Quoted text ▸
=-=-=-=-=
Fix AVX-512 round function #4119

AngryLoki · 2024-01-19T15:44:58Z

Description

This PR fixes vfloat16 round function. Intrinsic _mm512_roundscale_ps was
used incorrectly, and caused failure on Zen4 CPU.

/var/tmp/portage/media-libs/openimageio-2.5.5.0-r1/work/OpenImageIO-2.5.5.0/src/libutil/simd_test.cpp:1579:
FAILED: round(F) == mkvec<VEC>(std::round(F[0]), std::round(F[1]), std::round(F[2]), std::round(F[3]))
	values were '-1.5 0 1.5 4 -1.5 0 1.5 4 -1.5 0 1.5 4 -1.5 0 1.5 4' and '-2 0 2 4 -2 0 2 4 -2 0 2 4 -2 0 2 4'

In old code _mm512_roundscale_ps (a, (1<<4) | 3) meant the following:

[0001] - Number of fixed points to preserve
[0] - Use MSCSR exception mask
[0] - Select mode from imm
[11] - Truncate mode

Effectively enabling rounding to nearest 0.5, not to integer.

References:

Tests

This fixes test_simd

Checklist:

I have read the contribution guidelines.
=-=-=-=-=
Work instructions ▸
1/ In the AVX-512 round fix, which intrinsic was used incorrectly?
2/ From the AVX-512 round fix, copy the passage that begins at the words "AngryLoki · 2024-01-19T15:44:58Z" and stops after "on Zen4 CPU.".
3/ List every meaning that the AVX-512 round fix assigns to the bit fields of (1<<4) | 3 in the old code.

Supplied data ▸
=-=-=-=-=
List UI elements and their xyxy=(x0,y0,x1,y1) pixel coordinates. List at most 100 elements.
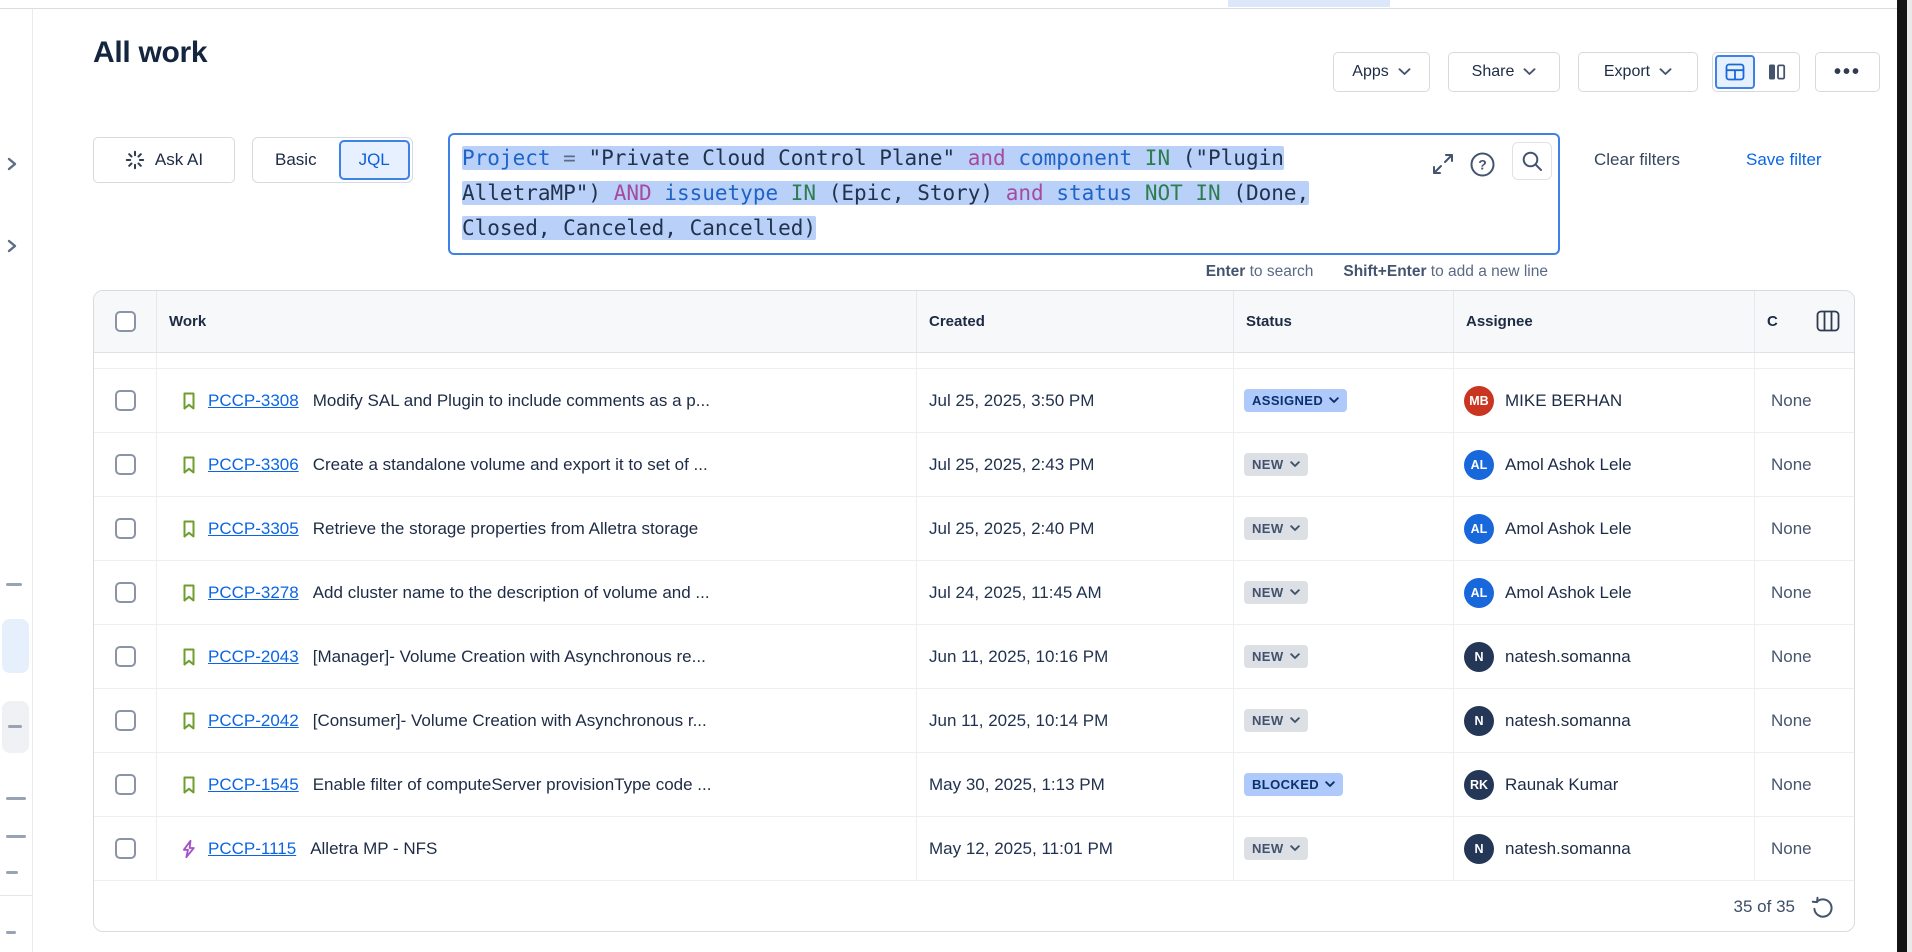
=-=-=-=-=
Answer list ▸
1/ _mm512_roundscale_ps

2/
AngryLoki · 2024-01-19T15:44:58Z

Description

This PR fixes vfloat16 round function. Intrinsic _mm512_roundscale_ps was
used incorrectly, and caused failure on Zen4 CPU.

3/
- Number of fixed points to preserve
- Use MSCSR exception mask
- Select mode from imm
- Truncate mode